## Directions:
Of all the lines here, how many include the string "Panel"? Answer with the number only.

## Listed records:
== == ==
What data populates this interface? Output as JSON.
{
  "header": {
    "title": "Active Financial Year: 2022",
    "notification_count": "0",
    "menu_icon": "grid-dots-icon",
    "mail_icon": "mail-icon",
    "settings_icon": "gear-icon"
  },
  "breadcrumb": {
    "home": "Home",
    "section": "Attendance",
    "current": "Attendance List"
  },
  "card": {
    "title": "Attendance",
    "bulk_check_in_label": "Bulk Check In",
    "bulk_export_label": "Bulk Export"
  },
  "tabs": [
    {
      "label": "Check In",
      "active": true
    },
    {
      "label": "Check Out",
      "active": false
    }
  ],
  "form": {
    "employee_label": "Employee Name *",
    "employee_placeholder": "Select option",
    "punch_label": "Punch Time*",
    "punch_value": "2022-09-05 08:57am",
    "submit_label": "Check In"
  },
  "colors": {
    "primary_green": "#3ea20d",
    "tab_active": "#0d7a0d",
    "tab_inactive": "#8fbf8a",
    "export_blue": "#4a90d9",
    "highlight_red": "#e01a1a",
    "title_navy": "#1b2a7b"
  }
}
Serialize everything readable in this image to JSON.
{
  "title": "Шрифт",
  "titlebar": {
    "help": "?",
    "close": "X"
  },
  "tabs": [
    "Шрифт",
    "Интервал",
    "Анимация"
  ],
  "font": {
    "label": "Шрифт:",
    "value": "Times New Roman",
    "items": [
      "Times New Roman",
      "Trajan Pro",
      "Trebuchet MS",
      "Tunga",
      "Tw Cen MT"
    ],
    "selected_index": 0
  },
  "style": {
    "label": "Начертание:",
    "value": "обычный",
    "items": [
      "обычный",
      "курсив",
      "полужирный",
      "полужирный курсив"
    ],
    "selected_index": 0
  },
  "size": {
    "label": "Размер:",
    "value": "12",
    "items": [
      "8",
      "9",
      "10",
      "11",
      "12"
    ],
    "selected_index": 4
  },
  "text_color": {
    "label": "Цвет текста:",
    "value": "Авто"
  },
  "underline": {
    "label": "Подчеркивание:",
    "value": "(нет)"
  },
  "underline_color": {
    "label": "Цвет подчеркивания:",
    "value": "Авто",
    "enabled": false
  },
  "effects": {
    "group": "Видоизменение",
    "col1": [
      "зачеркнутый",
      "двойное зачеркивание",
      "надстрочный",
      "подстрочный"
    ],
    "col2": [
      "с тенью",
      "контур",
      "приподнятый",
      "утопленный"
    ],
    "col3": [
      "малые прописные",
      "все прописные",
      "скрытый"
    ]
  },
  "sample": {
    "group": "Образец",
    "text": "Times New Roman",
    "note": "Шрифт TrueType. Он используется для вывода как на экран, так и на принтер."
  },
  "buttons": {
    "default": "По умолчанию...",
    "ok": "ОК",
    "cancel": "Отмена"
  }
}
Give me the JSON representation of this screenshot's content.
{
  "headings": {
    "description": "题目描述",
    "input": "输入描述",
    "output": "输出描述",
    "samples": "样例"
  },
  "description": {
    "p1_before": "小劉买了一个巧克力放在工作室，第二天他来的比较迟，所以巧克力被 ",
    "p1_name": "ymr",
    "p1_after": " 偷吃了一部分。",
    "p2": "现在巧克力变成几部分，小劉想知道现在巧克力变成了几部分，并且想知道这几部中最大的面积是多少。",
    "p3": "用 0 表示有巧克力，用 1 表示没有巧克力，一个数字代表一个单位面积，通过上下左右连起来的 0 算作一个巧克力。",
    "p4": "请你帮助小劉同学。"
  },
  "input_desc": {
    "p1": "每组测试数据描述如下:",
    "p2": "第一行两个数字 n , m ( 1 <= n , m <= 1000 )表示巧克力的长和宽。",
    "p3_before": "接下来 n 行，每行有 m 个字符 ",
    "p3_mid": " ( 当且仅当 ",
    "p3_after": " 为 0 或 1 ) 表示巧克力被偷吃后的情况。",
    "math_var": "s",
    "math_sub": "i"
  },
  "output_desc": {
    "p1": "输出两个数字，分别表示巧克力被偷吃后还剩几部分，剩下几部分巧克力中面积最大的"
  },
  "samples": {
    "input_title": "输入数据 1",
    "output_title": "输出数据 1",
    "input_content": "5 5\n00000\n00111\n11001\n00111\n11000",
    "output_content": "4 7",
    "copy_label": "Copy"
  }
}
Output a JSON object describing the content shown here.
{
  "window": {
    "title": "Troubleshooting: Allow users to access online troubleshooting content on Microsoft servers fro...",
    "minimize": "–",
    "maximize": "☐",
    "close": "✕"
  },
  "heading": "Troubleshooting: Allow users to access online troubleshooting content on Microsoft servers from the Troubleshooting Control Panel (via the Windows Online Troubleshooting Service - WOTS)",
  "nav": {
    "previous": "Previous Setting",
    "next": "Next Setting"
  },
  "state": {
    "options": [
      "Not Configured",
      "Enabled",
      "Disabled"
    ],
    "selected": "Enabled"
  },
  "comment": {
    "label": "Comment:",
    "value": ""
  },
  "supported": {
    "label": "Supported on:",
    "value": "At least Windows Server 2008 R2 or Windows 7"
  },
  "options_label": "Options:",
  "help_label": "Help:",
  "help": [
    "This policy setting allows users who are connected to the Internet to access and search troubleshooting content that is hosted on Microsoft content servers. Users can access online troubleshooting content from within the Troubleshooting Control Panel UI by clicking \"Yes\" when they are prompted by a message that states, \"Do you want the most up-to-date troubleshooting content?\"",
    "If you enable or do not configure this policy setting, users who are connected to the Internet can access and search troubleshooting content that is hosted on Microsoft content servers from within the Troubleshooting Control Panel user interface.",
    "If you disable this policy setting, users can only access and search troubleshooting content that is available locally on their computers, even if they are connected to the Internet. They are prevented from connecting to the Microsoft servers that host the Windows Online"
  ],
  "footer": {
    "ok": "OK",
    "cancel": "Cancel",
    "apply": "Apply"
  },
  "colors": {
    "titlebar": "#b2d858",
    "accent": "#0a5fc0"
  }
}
== == ==
## Task solution:
3